| Exercise |
Return every record below exactly as written, omitting any pictures.

| Given entries |
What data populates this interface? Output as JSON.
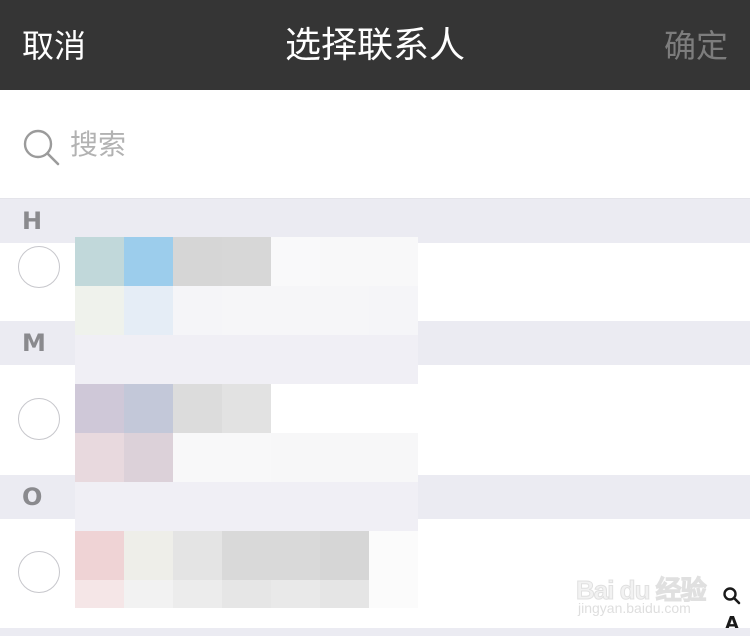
{
  "header": {
    "cancel_label": "取消",
    "title": "选择联系人",
    "confirm_label": "确定"
  },
  "search": {
    "placeholder": "搜索",
    "value": "",
    "icon": "search-icon"
  },
  "sections": [
    {
      "letter": "H"
    },
    {
      "letter": "M"
    },
    {
      "letter": "O"
    }
  ],
  "index_bar": {
    "items": [
      "search-icon",
      "A"
    ]
  },
  "watermark": {
    "main": "Bai du 经验",
    "sub": "jingyan.baidu.com"
  },
  "colors": {
    "navbar_bg": "#353535",
    "section_bg": "#ebebf2",
    "confirm_disabled": "#7d7d7d",
    "radio_border": "#c7c7cc"
  }
}
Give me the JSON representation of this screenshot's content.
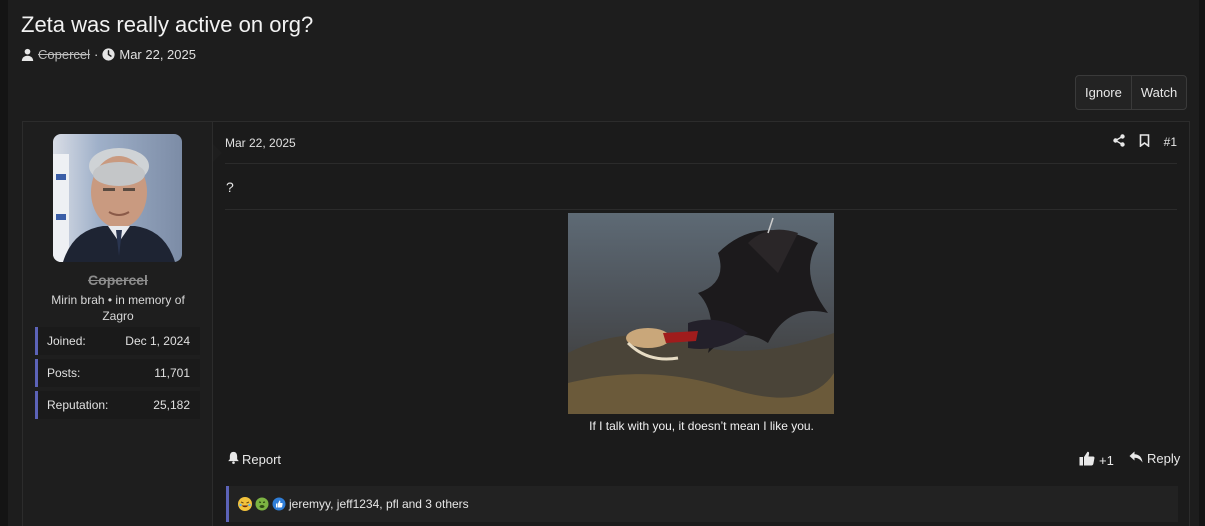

| Task solution |
What data populates this interface? Output as JSON.
{
  "header": {
    "cancel_label": "取消",
    "title": "选择联系人",
    "confirm_label": "确定"
  },
  "search": {
    "placeholder": "搜索",
    "value": "",
    "icon": "search-icon"
  },
  "sections": [
    {
      "letter": "H"
    },
    {
      "letter": "M"
    },
    {
      "letter": "O"
    }
  ],
  "index_bar": {
    "items": [
      "search-icon",
      "A"
    ]
  },
  "watermark": {
    "main": "Bai du 经验",
    "sub": "jingyan.baidu.com"
  },
  "colors": {
    "navbar_bg": "#353535",
    "section_bg": "#ebebf2",
    "confirm_disabled": "#7d7d7d",
    "radio_border": "#c7c7cc"
  }
}
Give me the JSON representation of this screenshot's content.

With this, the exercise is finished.